Directive. Identify every line in the records below that contains the word "Frau", and copy each of those lines.

************

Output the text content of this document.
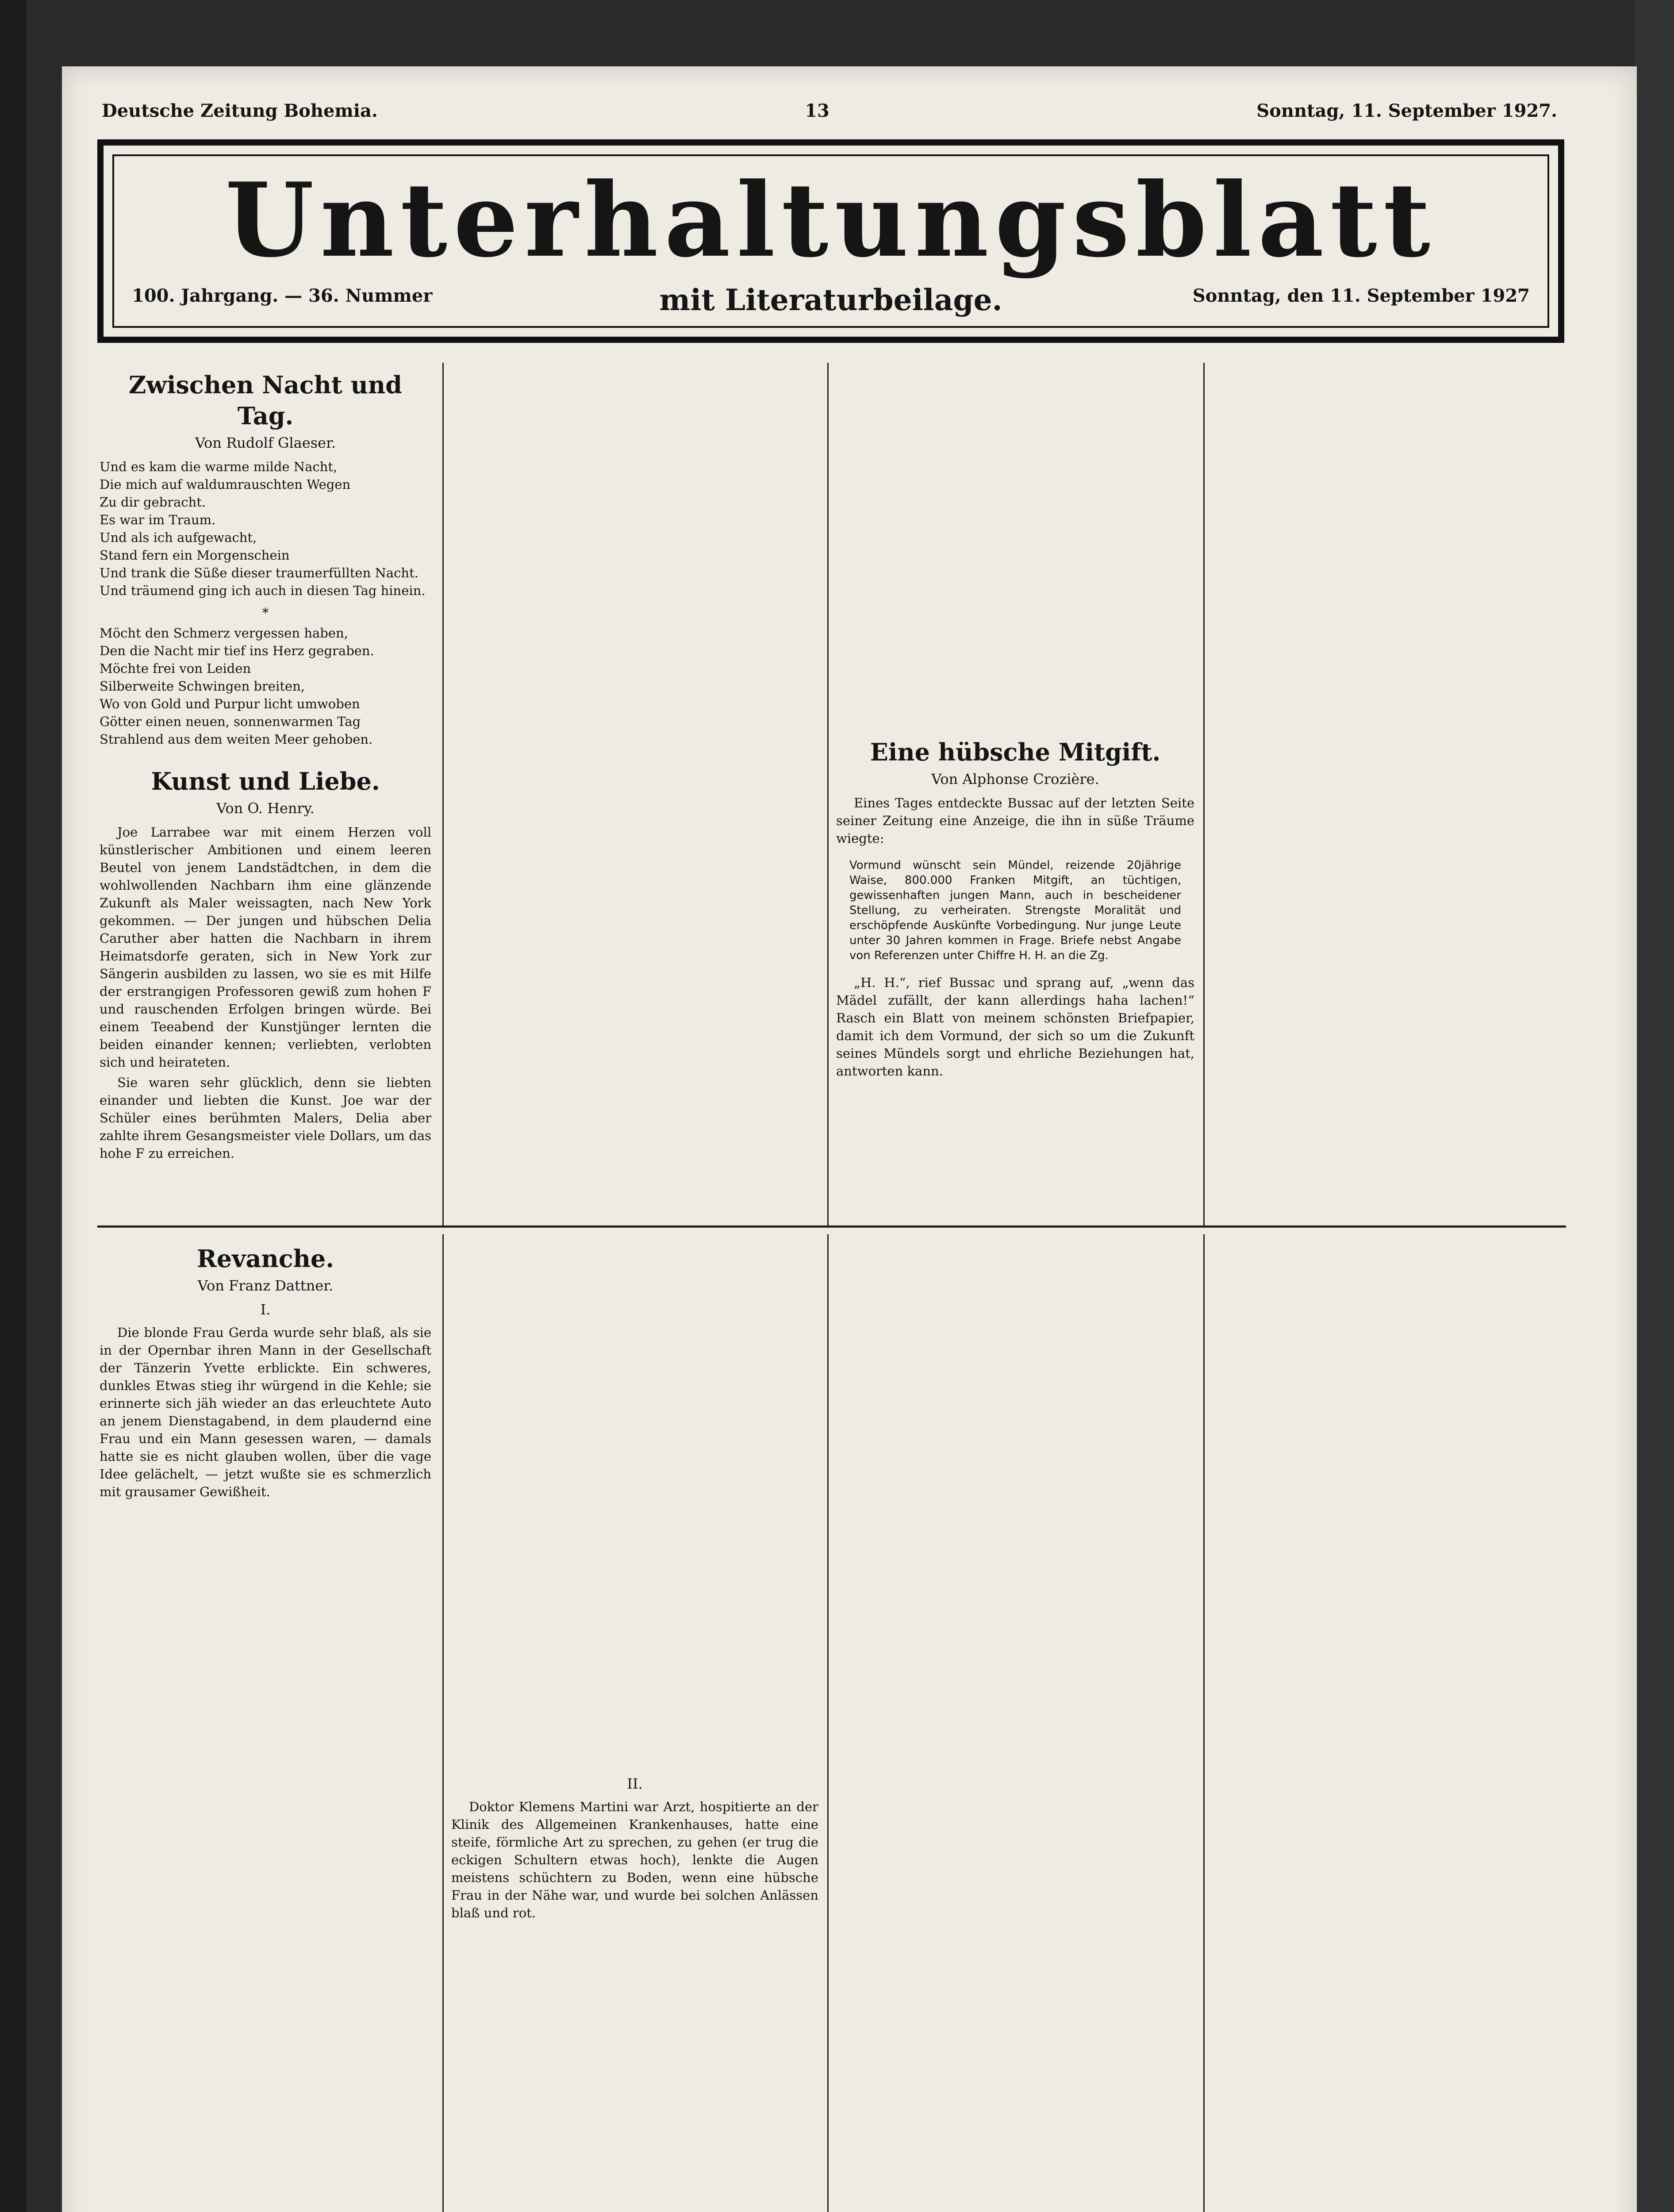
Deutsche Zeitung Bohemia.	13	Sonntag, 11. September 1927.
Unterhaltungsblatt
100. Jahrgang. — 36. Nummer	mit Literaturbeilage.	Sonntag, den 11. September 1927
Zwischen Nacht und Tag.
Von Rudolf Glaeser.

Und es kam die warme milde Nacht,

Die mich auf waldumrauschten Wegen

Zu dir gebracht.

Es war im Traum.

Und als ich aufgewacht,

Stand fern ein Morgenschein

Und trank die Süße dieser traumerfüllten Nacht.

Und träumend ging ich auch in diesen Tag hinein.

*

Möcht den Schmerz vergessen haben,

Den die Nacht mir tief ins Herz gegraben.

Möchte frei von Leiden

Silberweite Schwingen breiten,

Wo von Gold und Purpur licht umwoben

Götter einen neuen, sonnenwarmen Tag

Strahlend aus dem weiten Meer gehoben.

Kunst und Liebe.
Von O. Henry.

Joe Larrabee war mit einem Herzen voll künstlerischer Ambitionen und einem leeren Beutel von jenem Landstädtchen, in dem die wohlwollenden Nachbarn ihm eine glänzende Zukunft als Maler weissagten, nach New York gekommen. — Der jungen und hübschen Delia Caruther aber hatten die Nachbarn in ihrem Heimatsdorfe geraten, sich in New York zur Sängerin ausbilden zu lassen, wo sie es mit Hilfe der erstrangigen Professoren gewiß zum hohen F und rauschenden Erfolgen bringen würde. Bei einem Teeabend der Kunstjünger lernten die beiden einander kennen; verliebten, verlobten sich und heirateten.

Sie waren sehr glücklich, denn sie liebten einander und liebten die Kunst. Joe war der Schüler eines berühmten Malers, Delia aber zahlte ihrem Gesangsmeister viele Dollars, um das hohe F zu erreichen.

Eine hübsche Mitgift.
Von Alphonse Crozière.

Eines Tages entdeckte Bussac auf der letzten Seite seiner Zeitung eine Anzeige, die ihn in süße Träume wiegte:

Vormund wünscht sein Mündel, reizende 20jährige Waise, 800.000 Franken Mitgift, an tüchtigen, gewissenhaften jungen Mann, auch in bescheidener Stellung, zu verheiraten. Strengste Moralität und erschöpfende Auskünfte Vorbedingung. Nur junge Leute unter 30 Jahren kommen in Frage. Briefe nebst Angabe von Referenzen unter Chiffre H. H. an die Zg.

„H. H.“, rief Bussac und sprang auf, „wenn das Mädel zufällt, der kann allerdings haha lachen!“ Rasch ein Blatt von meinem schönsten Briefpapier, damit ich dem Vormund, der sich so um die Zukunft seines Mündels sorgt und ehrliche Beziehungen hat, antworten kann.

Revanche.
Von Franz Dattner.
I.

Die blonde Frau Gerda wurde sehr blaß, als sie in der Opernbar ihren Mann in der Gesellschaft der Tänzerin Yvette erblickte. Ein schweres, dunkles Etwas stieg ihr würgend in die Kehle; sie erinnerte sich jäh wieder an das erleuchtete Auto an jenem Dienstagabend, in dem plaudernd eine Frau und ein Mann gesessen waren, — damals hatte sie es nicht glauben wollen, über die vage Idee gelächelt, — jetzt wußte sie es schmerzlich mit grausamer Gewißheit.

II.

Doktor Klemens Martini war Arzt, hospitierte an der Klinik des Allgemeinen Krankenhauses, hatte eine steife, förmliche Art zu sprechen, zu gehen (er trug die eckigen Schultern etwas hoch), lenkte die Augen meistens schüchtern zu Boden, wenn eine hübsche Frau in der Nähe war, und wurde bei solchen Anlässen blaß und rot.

************

Written answer.
Die blonde Frau Gerda wurde sehr blaß, als sie in der Opernbar ihren Mann in der Gesellschaft der Tänzerin Yvette erblickte. Ein schweres, dunkles Etwas stieg ihr würgend in die Kehle; sie erinnerte sich jäh wieder an das erleuchtete Auto an jenem Dienstagabend, in dem plaudernd eine Frau und ein Mann gesessen waren, — damals hatte sie es nicht glauben wollen, über die vage Idee gelächelt, — jetzt wußte sie es schmerzlich mit grausamer Gewißheit.
Doktor Klemens Martini war Arzt, hospitierte an der Klinik des Allgemeinen Krankenhauses, hatte eine steife, förmliche Art zu sprechen, zu gehen (er trug die eckigen Schultern etwas hoch), lenkte die Augen meistens schüchtern zu Boden, wenn eine hübsche Frau in der Nähe war, und wurde bei solchen Anlässen blaß und rot.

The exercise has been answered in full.